What is being asked: Print the data exactly, leaving nothing out.

Record list:
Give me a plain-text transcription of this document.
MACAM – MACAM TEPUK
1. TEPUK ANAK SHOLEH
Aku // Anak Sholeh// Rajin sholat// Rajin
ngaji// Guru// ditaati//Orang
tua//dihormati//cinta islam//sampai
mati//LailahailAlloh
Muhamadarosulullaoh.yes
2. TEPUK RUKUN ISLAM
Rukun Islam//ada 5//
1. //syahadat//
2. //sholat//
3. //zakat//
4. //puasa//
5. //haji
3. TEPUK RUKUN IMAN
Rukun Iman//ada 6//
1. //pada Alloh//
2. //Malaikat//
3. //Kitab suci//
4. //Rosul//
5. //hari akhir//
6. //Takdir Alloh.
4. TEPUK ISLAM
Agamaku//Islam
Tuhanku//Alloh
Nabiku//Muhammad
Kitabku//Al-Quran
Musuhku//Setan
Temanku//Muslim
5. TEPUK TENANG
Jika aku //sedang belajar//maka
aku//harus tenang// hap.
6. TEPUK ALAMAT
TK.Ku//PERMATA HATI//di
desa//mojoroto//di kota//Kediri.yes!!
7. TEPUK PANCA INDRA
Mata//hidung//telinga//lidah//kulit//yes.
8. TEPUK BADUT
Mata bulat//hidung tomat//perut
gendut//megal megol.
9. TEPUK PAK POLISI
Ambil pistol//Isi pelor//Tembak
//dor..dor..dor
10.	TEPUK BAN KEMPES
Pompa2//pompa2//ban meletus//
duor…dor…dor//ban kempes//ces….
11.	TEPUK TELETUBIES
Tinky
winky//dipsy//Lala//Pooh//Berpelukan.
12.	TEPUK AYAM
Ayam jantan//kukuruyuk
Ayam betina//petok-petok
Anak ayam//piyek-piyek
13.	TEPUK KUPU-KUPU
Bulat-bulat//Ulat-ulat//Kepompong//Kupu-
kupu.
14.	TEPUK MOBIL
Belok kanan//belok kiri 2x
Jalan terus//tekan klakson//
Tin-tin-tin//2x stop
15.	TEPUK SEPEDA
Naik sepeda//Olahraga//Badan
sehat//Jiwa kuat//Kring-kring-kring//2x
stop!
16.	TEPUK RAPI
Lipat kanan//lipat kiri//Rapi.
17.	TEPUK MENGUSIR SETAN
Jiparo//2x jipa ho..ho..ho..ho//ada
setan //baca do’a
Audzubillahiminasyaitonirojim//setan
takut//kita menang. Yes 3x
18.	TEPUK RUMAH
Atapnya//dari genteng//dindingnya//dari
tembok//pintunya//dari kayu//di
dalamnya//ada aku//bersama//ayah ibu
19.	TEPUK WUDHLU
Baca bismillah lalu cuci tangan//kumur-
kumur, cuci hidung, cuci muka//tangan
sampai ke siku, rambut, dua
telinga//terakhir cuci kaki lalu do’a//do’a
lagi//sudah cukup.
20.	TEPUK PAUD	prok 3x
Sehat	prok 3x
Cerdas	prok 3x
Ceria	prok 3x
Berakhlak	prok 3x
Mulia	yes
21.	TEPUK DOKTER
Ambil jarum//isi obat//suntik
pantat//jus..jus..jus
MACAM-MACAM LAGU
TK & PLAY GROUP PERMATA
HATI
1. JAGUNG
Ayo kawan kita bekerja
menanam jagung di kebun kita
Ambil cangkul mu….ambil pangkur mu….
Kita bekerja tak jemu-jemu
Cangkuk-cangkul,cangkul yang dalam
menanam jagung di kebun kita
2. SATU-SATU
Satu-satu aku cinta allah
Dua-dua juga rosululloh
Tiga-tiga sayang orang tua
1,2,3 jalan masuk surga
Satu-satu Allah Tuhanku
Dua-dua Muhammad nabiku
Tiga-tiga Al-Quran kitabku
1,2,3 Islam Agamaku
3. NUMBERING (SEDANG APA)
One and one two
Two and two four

Written answer:
Give me a plain-text transcription of this document.
MACAM – MACAM TEPUK
1. TEPUK ANAK SHOLEH
Aku // Anak Sholeh// Rajin sholat// Rajin
ngaji// Guru// ditaati//Orang
tua//dihormati//cinta islam//sampai
mati//LailahailAlloh
Muhamadarosulullaoh.yes
2. TEPUK RUKUN ISLAM
Rukun Islam//ada 5//
1. //syahadat//
2. //sholat//
3. //zakat//
4. //puasa//
5. //haji
3. TEPUK RUKUN IMAN
Rukun Iman//ada 6//
1. //pada Alloh//
2. //Malaikat//
3. //Kitab suci//
4. //Rosul//
5. //hari akhir//
6. //Takdir Alloh.
4. TEPUK ISLAM
Agamaku//Islam
Tuhanku//Alloh
Nabiku//Muhammad
Kitabku//Al-Quran
Musuhku//Setan
Temanku//Muslim
5. TEPUK TENANG
Jika aku //sedang belajar//maka
aku//harus tenang// hap.
6. TEPUK ALAMAT
TK.Ku//PERMATA HATI//di
desa//mojoroto//di kota//Kediri.yes!!
7. TEPUK PANCA INDRA
Mata//hidung//telinga//lidah//kulit//yes.
8. TEPUK BADUT
Mata bulat//hidung tomat//perut
gendut//megal megol.
9. TEPUK PAK POLISI
Ambil pistol//Isi pelor//Tembak
//dor..dor..dor
10.	TEPUK BAN KEMPES
Pompa2//pompa2//ban meletus//
duor…dor…dor//ban kempes//ces….
11.	TEPUK TELETUBIES
Tinky
winky//dipsy//Lala//Pooh//Berpelukan.
12.	TEPUK AYAM
Ayam jantan//kukuruyuk
Ayam betina//petok-petok
Anak ayam//piyek-piyek
13.	TEPUK KUPU-KUPU
Bulat-bulat//Ulat-ulat//Kepompong//Kupu-
kupu.
14.	TEPUK MOBIL
Belok kanan//belok kiri 2x
Jalan terus//tekan klakson//
Tin-tin-tin//2x stop
15.	TEPUK SEPEDA
Naik sepeda//Olahraga//Badan
sehat//Jiwa kuat//Kring-kring-kring//2x
stop!
16.	TEPUK RAPI
Lipat kanan//lipat kiri//Rapi.
17.	TEPUK MENGUSIR SETAN
Jiparo//2x jipa ho..ho..ho..ho//ada
setan //baca do’a
Audzubillahiminasyaitonirojim//setan
takut//kita menang. Yes 3x
18.	TEPUK RUMAH
Atapnya//dari genteng//dindingnya//dari
tembok//pintunya//dari kayu//di
dalamnya//ada aku//bersama//ayah ibu
19.	TEPUK WUDHLU
Baca bismillah lalu cuci tangan//kumur-
kumur, cuci hidung, cuci muka//tangan
sampai ke siku, rambut, dua
telinga//terakhir cuci kaki lalu do’a//do’a
lagi//sudah cukup.
20.	TEPUK PAUD	prok 3x
Sehat	prok 3x
Cerdas	prok 3x
Ceria	prok 3x
Berakhlak	prok 3x
Mulia	yes
21.	TEPUK DOKTER
Ambil jarum//isi obat//suntik
pantat//jus..jus..jus
MACAM-MACAM LAGU
TK & PLAY GROUP PERMATA
HATI
1. JAGUNG
Ayo kawan kita bekerja
menanam jagung di kebun kita
Ambil cangkul mu….ambil pangkur mu….
Kita bekerja tak jemu-jemu
Cangkuk-cangkul,cangkul yang dalam
menanam jagung di kebun kita
2. SATU-SATU
Satu-satu aku cinta allah
Dua-dua juga rosululloh
Tiga-tiga sayang orang tua
1,2,3 jalan masuk surga
Satu-satu Allah Tuhanku
Dua-dua Muhammad nabiku
Tiga-tiga Al-Quran kitabku
1,2,3 Islam Agamaku
3. NUMBERING (SEDANG APA)
One and one two
Two and two four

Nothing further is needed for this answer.